-- Exercise inputs --
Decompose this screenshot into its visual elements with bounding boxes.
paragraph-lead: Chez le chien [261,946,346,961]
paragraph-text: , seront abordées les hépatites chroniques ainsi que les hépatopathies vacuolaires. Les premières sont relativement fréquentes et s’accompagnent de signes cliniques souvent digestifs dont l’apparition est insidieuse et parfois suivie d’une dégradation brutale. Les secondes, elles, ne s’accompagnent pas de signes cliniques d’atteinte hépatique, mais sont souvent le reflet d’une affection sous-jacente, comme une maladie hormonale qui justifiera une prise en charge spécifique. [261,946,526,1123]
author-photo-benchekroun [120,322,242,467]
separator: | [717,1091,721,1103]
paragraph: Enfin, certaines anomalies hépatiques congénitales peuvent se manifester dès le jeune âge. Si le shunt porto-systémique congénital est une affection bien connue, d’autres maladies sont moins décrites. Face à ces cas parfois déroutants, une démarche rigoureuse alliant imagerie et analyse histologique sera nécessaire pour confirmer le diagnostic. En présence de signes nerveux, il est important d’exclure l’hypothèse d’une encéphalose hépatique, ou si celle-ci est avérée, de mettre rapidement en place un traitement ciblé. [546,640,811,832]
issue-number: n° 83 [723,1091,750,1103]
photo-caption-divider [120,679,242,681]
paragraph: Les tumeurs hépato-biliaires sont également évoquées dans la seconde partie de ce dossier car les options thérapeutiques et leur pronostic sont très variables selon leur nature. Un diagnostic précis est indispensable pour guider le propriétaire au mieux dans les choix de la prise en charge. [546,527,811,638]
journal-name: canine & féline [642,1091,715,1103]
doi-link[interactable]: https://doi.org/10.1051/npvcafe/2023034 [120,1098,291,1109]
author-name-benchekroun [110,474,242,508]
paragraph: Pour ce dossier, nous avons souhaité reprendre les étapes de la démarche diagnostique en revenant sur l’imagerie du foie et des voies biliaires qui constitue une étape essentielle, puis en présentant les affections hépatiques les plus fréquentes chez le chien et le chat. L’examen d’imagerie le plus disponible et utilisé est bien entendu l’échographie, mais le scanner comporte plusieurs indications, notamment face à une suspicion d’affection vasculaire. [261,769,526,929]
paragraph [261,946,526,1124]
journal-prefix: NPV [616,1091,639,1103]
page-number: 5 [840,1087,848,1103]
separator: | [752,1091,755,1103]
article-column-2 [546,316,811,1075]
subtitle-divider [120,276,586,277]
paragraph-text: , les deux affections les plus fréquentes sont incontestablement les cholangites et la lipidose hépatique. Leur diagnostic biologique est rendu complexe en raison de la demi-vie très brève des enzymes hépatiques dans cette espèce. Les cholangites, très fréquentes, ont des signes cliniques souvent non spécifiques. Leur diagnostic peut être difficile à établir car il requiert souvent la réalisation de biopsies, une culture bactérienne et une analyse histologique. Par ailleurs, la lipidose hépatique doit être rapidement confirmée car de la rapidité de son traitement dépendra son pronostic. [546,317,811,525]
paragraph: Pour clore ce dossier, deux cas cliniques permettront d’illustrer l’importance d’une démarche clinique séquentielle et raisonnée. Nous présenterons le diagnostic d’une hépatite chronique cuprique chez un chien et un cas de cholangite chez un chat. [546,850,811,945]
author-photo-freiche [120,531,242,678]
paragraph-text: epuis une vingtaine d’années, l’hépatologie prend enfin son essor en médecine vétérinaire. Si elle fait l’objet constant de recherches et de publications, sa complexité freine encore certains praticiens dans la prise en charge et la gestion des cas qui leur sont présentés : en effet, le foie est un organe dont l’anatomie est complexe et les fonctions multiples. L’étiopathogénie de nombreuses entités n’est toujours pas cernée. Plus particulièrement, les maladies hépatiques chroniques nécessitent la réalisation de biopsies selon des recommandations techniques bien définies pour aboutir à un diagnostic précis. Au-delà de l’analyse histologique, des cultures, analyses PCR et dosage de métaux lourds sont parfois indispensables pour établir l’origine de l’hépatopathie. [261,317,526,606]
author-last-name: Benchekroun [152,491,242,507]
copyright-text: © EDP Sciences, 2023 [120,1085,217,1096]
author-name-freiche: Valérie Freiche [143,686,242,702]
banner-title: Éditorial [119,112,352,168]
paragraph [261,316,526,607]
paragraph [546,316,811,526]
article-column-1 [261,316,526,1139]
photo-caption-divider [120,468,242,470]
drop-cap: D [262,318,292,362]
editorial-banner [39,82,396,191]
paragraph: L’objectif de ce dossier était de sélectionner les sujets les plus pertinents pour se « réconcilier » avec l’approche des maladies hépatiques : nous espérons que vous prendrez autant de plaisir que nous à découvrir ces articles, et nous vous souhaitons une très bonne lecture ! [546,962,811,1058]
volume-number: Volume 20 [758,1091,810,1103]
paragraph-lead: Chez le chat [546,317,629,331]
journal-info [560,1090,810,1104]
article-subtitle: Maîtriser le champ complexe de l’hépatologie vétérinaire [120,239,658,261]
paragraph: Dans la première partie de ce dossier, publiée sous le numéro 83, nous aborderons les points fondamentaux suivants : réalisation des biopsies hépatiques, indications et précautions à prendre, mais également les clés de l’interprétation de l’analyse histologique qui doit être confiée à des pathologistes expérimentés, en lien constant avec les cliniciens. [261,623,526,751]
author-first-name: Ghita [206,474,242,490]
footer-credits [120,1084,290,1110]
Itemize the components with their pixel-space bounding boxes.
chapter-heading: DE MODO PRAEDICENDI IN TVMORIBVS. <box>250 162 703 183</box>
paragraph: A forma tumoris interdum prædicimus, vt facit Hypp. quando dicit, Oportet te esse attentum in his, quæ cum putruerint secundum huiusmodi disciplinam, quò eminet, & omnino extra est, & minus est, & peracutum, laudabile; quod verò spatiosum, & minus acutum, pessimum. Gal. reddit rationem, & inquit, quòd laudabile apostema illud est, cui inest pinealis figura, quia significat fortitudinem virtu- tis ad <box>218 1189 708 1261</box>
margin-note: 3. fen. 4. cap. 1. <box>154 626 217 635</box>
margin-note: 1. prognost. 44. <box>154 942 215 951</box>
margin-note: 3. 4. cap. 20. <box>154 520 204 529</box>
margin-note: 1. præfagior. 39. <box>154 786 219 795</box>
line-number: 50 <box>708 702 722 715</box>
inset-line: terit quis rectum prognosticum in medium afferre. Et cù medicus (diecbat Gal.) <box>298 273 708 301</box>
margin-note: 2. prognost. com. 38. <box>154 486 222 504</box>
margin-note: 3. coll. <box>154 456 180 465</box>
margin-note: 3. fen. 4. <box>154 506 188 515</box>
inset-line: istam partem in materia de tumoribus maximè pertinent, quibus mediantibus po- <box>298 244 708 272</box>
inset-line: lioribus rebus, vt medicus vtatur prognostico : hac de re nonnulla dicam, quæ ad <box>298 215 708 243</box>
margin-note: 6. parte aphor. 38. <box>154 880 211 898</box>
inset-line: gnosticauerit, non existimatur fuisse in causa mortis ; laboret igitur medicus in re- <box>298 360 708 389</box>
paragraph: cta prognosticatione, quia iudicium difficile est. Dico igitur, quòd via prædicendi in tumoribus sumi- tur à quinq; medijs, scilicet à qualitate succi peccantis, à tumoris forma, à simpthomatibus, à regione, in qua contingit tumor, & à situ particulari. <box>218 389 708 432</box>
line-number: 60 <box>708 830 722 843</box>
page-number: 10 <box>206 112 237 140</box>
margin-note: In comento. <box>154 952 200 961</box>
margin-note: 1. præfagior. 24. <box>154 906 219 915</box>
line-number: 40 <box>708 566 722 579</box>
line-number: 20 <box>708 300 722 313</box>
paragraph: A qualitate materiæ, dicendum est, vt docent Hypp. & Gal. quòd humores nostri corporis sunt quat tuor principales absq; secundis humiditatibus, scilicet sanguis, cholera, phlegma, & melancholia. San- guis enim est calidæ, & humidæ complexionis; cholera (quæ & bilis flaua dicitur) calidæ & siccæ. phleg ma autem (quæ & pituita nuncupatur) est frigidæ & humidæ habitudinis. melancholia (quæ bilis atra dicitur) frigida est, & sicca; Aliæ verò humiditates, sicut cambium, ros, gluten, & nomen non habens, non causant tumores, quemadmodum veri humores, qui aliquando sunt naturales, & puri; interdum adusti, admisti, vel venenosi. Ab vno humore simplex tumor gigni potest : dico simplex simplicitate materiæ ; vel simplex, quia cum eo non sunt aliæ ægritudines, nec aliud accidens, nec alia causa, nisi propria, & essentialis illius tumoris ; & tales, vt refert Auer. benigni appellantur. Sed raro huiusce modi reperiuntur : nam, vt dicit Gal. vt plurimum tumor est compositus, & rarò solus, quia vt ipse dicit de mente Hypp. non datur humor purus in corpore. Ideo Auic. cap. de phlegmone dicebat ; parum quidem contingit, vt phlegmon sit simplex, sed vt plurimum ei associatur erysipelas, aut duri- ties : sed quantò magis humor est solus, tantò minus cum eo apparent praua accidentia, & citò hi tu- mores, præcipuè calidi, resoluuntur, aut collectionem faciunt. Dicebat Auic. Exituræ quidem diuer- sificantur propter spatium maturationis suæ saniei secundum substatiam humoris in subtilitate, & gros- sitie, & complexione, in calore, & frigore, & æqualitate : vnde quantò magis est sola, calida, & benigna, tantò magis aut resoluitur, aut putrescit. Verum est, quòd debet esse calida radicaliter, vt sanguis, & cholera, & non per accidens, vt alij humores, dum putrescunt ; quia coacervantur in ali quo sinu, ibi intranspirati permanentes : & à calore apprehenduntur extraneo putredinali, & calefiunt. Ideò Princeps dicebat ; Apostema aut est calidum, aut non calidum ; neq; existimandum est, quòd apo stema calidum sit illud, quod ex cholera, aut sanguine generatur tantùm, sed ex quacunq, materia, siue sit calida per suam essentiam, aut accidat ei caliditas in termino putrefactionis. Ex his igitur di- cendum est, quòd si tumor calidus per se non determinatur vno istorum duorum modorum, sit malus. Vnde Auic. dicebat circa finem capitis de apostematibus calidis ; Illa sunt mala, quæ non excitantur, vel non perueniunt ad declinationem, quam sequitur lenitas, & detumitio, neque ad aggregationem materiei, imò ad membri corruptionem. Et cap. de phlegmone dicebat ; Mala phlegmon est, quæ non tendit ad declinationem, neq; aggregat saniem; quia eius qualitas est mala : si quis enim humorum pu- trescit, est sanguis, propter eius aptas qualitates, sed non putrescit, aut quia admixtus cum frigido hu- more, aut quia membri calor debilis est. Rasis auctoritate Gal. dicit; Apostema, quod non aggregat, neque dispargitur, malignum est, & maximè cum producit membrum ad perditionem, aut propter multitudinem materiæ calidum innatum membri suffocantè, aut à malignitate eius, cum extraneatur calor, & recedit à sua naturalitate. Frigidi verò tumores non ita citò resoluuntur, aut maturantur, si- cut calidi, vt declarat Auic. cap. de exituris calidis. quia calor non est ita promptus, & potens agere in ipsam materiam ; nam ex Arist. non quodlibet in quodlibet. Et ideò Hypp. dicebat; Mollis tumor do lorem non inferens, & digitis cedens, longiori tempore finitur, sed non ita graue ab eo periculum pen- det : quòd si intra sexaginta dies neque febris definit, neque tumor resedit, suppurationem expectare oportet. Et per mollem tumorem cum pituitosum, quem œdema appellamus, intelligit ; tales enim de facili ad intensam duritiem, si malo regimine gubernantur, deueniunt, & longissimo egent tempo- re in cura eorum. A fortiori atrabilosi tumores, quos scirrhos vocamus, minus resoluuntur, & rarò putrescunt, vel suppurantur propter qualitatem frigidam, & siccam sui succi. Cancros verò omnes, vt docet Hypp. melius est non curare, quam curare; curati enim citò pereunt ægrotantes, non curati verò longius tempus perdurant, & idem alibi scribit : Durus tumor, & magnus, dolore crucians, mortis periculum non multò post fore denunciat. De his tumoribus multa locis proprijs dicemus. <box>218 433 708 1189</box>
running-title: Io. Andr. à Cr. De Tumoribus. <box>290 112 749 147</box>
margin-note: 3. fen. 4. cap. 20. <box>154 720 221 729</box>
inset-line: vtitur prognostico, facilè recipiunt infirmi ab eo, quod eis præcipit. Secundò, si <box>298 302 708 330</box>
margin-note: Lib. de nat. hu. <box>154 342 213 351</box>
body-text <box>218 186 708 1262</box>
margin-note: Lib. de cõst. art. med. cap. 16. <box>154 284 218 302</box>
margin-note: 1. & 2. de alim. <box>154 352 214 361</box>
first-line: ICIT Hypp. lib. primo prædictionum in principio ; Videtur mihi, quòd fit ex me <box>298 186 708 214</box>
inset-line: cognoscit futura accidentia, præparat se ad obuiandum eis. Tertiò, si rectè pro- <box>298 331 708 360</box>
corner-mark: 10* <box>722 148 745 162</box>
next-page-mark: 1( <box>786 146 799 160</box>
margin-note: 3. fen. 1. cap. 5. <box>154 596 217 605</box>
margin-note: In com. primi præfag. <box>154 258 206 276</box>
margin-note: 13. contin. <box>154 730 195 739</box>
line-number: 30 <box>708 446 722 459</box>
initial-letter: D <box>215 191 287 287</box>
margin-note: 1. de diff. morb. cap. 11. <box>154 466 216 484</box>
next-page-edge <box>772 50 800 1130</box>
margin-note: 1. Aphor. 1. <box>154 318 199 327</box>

-- What to work on --
Would you return all lines from the preceding listing that contain the word "biliaires"?

-- Task output --
paragraph: Les tumeurs hépato-biliaires sont également évoquées dans la seconde partie de ce dossier car les options thérapeutiques et leur pronostic sont très variables selon leur nature. Un diagnostic précis est indispensable pour guider le propriétaire au mieux dans les choix de la prise en charge. [546,527,811,638]
paragraph: Pour ce dossier, nous avons souhaité reprendre les étapes de la démarche diagnostique en revenant sur l’imagerie du foie et des voies biliaires qui constitue une étape essentielle, puis en présentant les affections hépatiques les plus fréquentes chez le chien et le chat. L’examen d’imagerie le plus disponible et utilisé est bien entendu l’échographie, mais le scanner comporte plusieurs indications, notamment face à une suspicion d’affection vasculaire. [261,769,526,929]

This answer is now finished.